══ Data shown

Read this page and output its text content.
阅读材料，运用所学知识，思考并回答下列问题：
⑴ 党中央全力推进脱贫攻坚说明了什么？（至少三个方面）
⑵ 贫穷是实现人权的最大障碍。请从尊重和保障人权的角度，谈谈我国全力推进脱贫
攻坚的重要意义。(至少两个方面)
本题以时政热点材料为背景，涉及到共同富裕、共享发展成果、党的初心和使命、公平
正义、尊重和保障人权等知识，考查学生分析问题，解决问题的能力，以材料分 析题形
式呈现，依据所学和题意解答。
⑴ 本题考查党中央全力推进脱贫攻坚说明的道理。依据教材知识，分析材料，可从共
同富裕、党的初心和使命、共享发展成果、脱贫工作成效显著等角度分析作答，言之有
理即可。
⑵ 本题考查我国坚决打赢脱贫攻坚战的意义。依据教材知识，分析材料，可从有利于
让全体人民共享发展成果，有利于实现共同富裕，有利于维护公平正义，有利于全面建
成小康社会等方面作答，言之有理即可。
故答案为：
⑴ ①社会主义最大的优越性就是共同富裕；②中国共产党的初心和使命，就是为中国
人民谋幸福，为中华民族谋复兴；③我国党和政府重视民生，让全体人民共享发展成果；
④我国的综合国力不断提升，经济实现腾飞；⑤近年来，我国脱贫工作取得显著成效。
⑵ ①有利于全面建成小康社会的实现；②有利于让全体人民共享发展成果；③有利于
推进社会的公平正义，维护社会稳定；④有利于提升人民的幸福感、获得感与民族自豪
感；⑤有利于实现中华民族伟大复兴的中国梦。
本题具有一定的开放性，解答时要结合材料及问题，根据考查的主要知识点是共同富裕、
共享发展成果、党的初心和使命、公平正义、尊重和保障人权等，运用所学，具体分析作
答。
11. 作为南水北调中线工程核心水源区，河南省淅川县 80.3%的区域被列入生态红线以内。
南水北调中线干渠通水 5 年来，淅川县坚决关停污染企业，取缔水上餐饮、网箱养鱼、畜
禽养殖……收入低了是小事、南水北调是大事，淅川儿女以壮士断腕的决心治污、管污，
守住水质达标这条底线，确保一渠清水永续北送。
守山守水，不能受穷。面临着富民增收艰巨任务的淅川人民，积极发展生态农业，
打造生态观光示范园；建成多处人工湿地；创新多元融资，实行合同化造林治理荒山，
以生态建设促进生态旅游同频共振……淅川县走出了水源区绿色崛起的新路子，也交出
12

════

Task directions: Scan the records above for the string "分析材料", then report every line that contains it.

Answer for the task:
⑴ 本题考查党中央全力推进脱贫攻坚说明的道理。依据教材知识，分析材料，可从共
⑵ 本题考查我国坚决打赢脱贫攻坚战的意义。依据教材知识，分析材料，可从有利于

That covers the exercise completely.